OBJECTIVE —
Quote the listing in full, exactly as given, minus any pictures.
##### SOURCE DATA #####
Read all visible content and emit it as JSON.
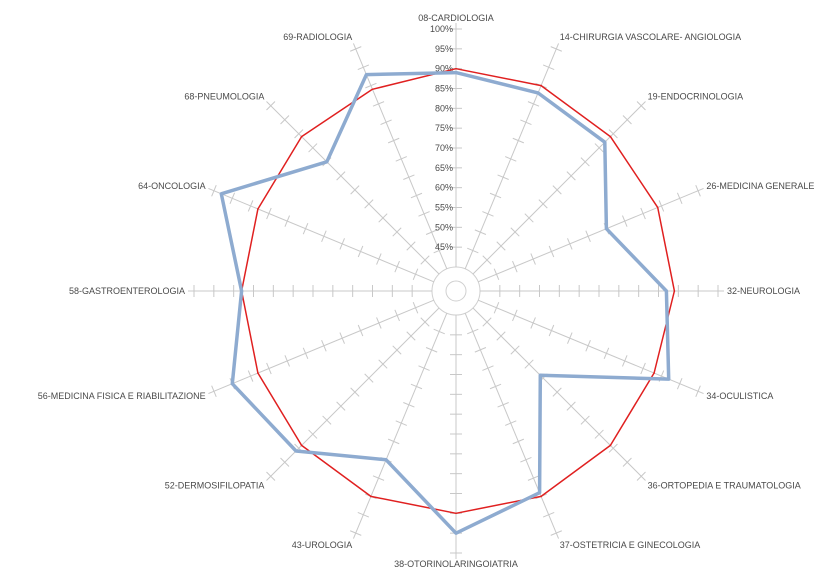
{
  "chart_data": {
    "type": "radar",
    "title": "",
    "categories": [
      "08-CARDIOLOGIA",
      "14-CHIRURGIA VASCOLARE- ANGIOLOGIA",
      "19-ENDOCRINOLOGIA",
      "26-MEDICINA GENERALE",
      "32-NEUROLOGIA",
      "34-OCULISTICA",
      "36-ORTOPEDIA E TRAUMATOLOGIA",
      "37-OSTETRICIA E GINECOLOGIA",
      "38-OTORINOLARINGOIATRIA",
      "43-UROLOGIA",
      "52-DERMOSIFILOPATIA",
      "56-MEDICINA FISICA E RIABILITAZIONE",
      "58-GASTROENTEROLOGIA",
      "64-ONCOLOGIA",
      "68-PNEUMOLOGIA",
      "69-RADIOLOGIA"
    ],
    "radial_ticks": [
      "45%",
      "50%",
      "55%",
      "60%",
      "65%",
      "70%",
      "75%",
      "80%",
      "85%",
      "90%",
      "95%",
      "100%"
    ],
    "rmin": 40,
    "rmax": 100,
    "series": [
      {
        "color": "#e02020",
        "values": [
          90,
          90,
          89,
          89,
          89,
          88,
          89,
          90,
          90,
          90,
          89,
          88,
          88,
          88,
          89,
          89
        ]
      },
      {
        "color": "#8eabd0",
        "values": [
          89,
          88,
          87,
          75,
          87,
          92,
          64,
          89,
          95,
          80,
          91,
          95,
          88,
          98,
          80,
          93
        ]
      }
    ]
  }
}
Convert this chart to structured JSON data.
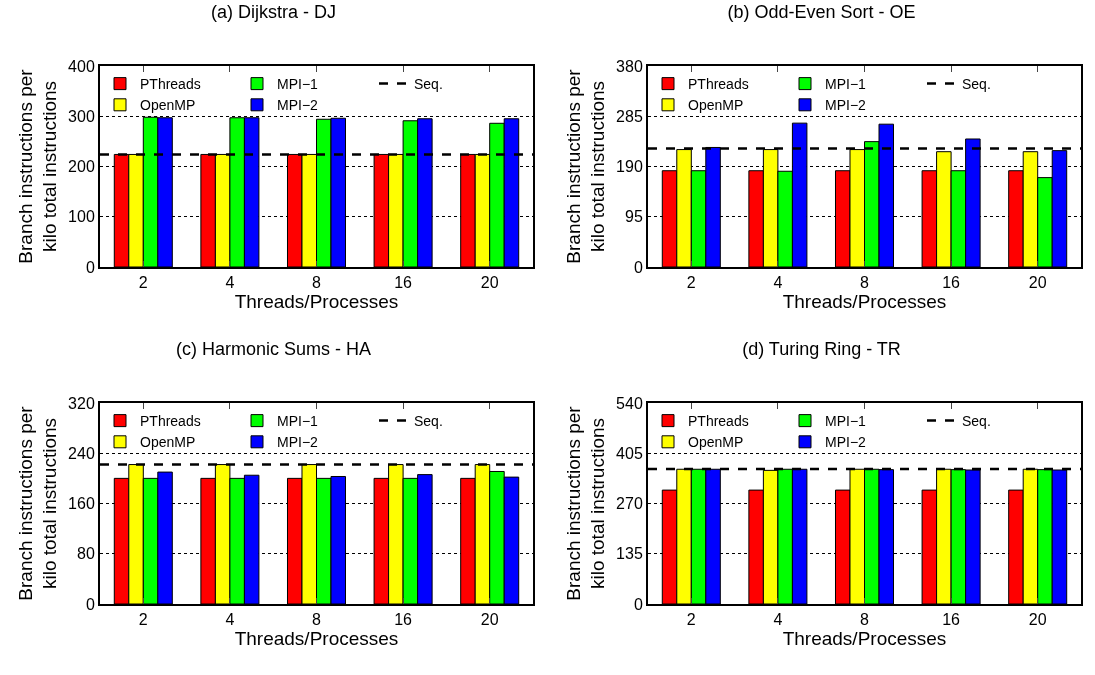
{
  "chart_data": [
    {
      "type": "bar",
      "title": "(a) Dijkstra - DJ",
      "xlabel": "Threads/Processes",
      "ylabel": "Branch instructions per\nkilo total instructions",
      "categories": [
        "2",
        "4",
        "8",
        "16",
        "20"
      ],
      "series": [
        {
          "name": "PThreads",
          "color": "#ff0000",
          "values": [
            224,
            224,
            224,
            224,
            224
          ]
        },
        {
          "name": "OpenMP",
          "color": "#ffff00",
          "values": [
            224,
            224,
            224,
            224,
            224
          ]
        },
        {
          "name": "MPI−1",
          "color": "#00ff00",
          "values": [
            298,
            297,
            294,
            291,
            286
          ]
        },
        {
          "name": "MPI−2",
          "color": "#0000ff",
          "values": [
            297,
            297,
            296,
            295,
            295
          ]
        }
      ],
      "ref_lines": [
        {
          "axis": "y",
          "value": 224,
          "label": "Seq.",
          "color": "#000000",
          "line_style": "dashed"
        }
      ],
      "ylim": [
        0,
        400
      ],
      "yticks": [
        0,
        100,
        200,
        300,
        400
      ],
      "grid": "y",
      "legend": "top"
    },
    {
      "type": "bar",
      "title": "(b) Odd-Even Sort - OE",
      "xlabel": "Threads/Processes",
      "ylabel": "Branch instructions per\nkilo total instructions",
      "categories": [
        "2",
        "4",
        "8",
        "16",
        "20"
      ],
      "series": [
        {
          "name": "PThreads",
          "color": "#ff0000",
          "values": [
            182,
            182,
            182,
            182,
            182
          ]
        },
        {
          "name": "OpenMP",
          "color": "#ffff00",
          "values": [
            222,
            222,
            222,
            218,
            218
          ]
        },
        {
          "name": "MPI−1",
          "color": "#00ff00",
          "values": [
            182,
            181,
            237,
            182,
            169
          ]
        },
        {
          "name": "MPI−2",
          "color": "#0000ff",
          "values": [
            226,
            272,
            270,
            242,
            220
          ]
        }
      ],
      "ref_lines": [
        {
          "axis": "y",
          "value": 224,
          "label": "Seq.",
          "color": "#000000",
          "line_style": "dashed"
        }
      ],
      "ylim": [
        0,
        380
      ],
      "yticks": [
        0,
        95,
        190,
        285,
        380
      ],
      "grid": "y",
      "legend": "top"
    },
    {
      "type": "bar",
      "title": "(c) Harmonic Sums - HA",
      "xlabel": "Threads/Processes",
      "ylabel": "Branch instructions per\nkilo total instructions",
      "categories": [
        "2",
        "4",
        "8",
        "16",
        "20"
      ],
      "series": [
        {
          "name": "PThreads",
          "color": "#ff0000",
          "values": [
            200,
            200,
            200,
            200,
            200
          ]
        },
        {
          "name": "OpenMP",
          "color": "#ffff00",
          "values": [
            222,
            222,
            222,
            222,
            222
          ]
        },
        {
          "name": "MPI−1",
          "color": "#00ff00",
          "values": [
            200,
            200,
            200,
            200,
            211
          ]
        },
        {
          "name": "MPI−2",
          "color": "#0000ff",
          "values": [
            210,
            205,
            203,
            206,
            202
          ]
        }
      ],
      "ref_lines": [
        {
          "axis": "y",
          "value": 222,
          "label": "Seq.",
          "color": "#000000",
          "line_style": "dashed"
        }
      ],
      "ylim": [
        0,
        320
      ],
      "yticks": [
        0,
        80,
        160,
        240,
        320
      ],
      "grid": "y",
      "legend": "top"
    },
    {
      "type": "bar",
      "title": "(d) Turing Ring - TR",
      "xlabel": "Threads/Processes",
      "ylabel": "Branch instructions per\nkilo total instructions",
      "categories": [
        "2",
        "4",
        "8",
        "16",
        "20"
      ],
      "series": [
        {
          "name": "PThreads",
          "color": "#ff0000",
          "values": [
            306,
            306,
            306,
            306,
            306
          ]
        },
        {
          "name": "OpenMP",
          "color": "#ffff00",
          "values": [
            362,
            359,
            362,
            362,
            362
          ]
        },
        {
          "name": "MPI−1",
          "color": "#00ff00",
          "values": [
            362,
            362,
            362,
            361,
            361
          ]
        },
        {
          "name": "MPI−2",
          "color": "#0000ff",
          "values": [
            362,
            362,
            361,
            360,
            360
          ]
        }
      ],
      "ref_lines": [
        {
          "axis": "y",
          "value": 363,
          "label": "Seq.",
          "color": "#000000",
          "line_style": "dashed"
        }
      ],
      "ylim": [
        0,
        540
      ],
      "yticks": [
        0,
        135,
        270,
        405,
        540
      ],
      "grid": "y",
      "legend": "top"
    }
  ]
}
#####
OUTPUT OF THE EXERCISE —
Read all visible content and emit it as JSON.
{
  "chart_data": {
    "type": "radar",
    "title": "",
    "categories": [
      "08-CARDIOLOGIA",
      "14-CHIRURGIA VASCOLARE- ANGIOLOGIA",
      "19-ENDOCRINOLOGIA",
      "26-MEDICINA GENERALE",
      "32-NEUROLOGIA",
      "34-OCULISTICA",
      "36-ORTOPEDIA E TRAUMATOLOGIA",
      "37-OSTETRICIA E GINECOLOGIA",
      "38-OTORINOLARINGOIATRIA",
      "43-UROLOGIA",
      "52-DERMOSIFILOPATIA",
      "56-MEDICINA FISICA E RIABILITAZIONE",
      "58-GASTROENTEROLOGIA",
      "64-ONCOLOGIA",
      "68-PNEUMOLOGIA",
      "69-RADIOLOGIA"
    ],
    "radial_ticks": [
      "45%",
      "50%",
      "55%",
      "60%",
      "65%",
      "70%",
      "75%",
      "80%",
      "85%",
      "90%",
      "95%",
      "100%"
    ],
    "rmin": 40,
    "rmax": 100,
    "series": [
      {
        "color": "#e02020",
        "values": [
          90,
          90,
          89,
          89,
          89,
          88,
          89,
          90,
          90,
          90,
          89,
          88,
          88,
          88,
          89,
          89
        ]
      },
      {
        "color": "#8eabd0",
        "values": [
          89,
          88,
          87,
          75,
          87,
          92,
          64,
          89,
          95,
          80,
          91,
          95,
          88,
          98,
          80,
          93
        ]
      }
    ]
  }
}
Convert this chart to structured JSON data.
{
  "chart_data": [
    {
      "type": "bar",
      "title": "(a) Dijkstra - DJ",
      "xlabel": "Threads/Processes",
      "ylabel": "Branch instructions per\nkilo total instructions",
      "categories": [
        "2",
        "4",
        "8",
        "16",
        "20"
      ],
      "series": [
        {
          "name": "PThreads",
          "color": "#ff0000",
          "values": [
            224,
            224,
            224,
            224,
            224
          ]
        },
        {
          "name": "OpenMP",
          "color": "#ffff00",
          "values": [
            224,
            224,
            224,
            224,
            224
          ]
        },
        {
          "name": "MPI−1",
          "color": "#00ff00",
          "values": [
            298,
            297,
            294,
            291,
            286
          ]
        },
        {
          "name": "MPI−2",
          "color": "#0000ff",
          "values": [
            297,
            297,
            296,
            295,
            295
          ]
        }
      ],
      "ref_lines": [
        {
          "axis": "y",
          "value": 224,
          "label": "Seq.",
          "color": "#000000",
          "line_style": "dashed"
        }
      ],
      "ylim": [
        0,
        400
      ],
      "yticks": [
        0,
        100,
        200,
        300,
        400
      ],
      "grid": "y",
      "legend": "top"
    },
    {
      "type": "bar",
      "title": "(b) Odd-Even Sort - OE",
      "xlabel": "Threads/Processes",
      "ylabel": "Branch instructions per\nkilo total instructions",
      "categories": [
        "2",
        "4",
        "8",
        "16",
        "20"
      ],
      "series": [
        {
          "name": "PThreads",
          "color": "#ff0000",
          "values": [
            182,
            182,
            182,
            182,
            182
          ]
        },
        {
          "name": "OpenMP",
          "color": "#ffff00",
          "values": [
            222,
            222,
            222,
            218,
            218
          ]
        },
        {
          "name": "MPI−1",
          "color": "#00ff00",
          "values": [
            182,
            181,
            237,
            182,
            169
          ]
        },
        {
          "name": "MPI−2",
          "color": "#0000ff",
          "values": [
            226,
            272,
            270,
            242,
            220
          ]
        }
      ],
      "ref_lines": [
        {
          "axis": "y",
          "value": 224,
          "label": "Seq.",
          "color": "#000000",
          "line_style": "dashed"
        }
      ],
      "ylim": [
        0,
        380
      ],
      "yticks": [
        0,
        95,
        190,
        285,
        380
      ],
      "grid": "y",
      "legend": "top"
    },
    {
      "type": "bar",
      "title": "(c) Harmonic Sums - HA",
      "xlabel": "Threads/Processes",
      "ylabel": "Branch instructions per\nkilo total instructions",
      "categories": [
        "2",
        "4",
        "8",
        "16",
        "20"
      ],
      "series": [
        {
          "name": "PThreads",
          "color": "#ff0000",
          "values": [
            200,
            200,
            200,
            200,
            200
          ]
        },
        {
          "name": "OpenMP",
          "color": "#ffff00",
          "values": [
            222,
            222,
            222,
            222,
            222
          ]
        },
        {
          "name": "MPI−1",
          "color": "#00ff00",
          "values": [
            200,
            200,
            200,
            200,
            211
          ]
        },
        {
          "name": "MPI−2",
          "color": "#0000ff",
          "values": [
            210,
            205,
            203,
            206,
            202
          ]
        }
      ],
      "ref_lines": [
        {
          "axis": "y",
          "value": 222,
          "label": "Seq.",
          "color": "#000000",
          "line_style": "dashed"
        }
      ],
      "ylim": [
        0,
        320
      ],
      "yticks": [
        0,
        80,
        160,
        240,
        320
      ],
      "grid": "y",
      "legend": "top"
    },
    {
      "type": "bar",
      "title": "(d) Turing Ring - TR",
      "xlabel": "Threads/Processes",
      "ylabel": "Branch instructions per\nkilo total instructions",
      "categories": [
        "2",
        "4",
        "8",
        "16",
        "20"
      ],
      "series": [
        {
          "name": "PThreads",
          "color": "#ff0000",
          "values": [
            306,
            306,
            306,
            306,
            306
          ]
        },
        {
          "name": "OpenMP",
          "color": "#ffff00",
          "values": [
            362,
            359,
            362,
            362,
            362
          ]
        },
        {
          "name": "MPI−1",
          "color": "#00ff00",
          "values": [
            362,
            362,
            362,
            361,
            361
          ]
        },
        {
          "name": "MPI−2",
          "color": "#0000ff",
          "values": [
            362,
            362,
            361,
            360,
            360
          ]
        }
      ],
      "ref_lines": [
        {
          "axis": "y",
          "value": 363,
          "label": "Seq.",
          "color": "#000000",
          "line_style": "dashed"
        }
      ],
      "ylim": [
        0,
        540
      ],
      "yticks": [
        0,
        135,
        270,
        405,
        540
      ],
      "grid": "y",
      "legend": "top"
    }
  ]
}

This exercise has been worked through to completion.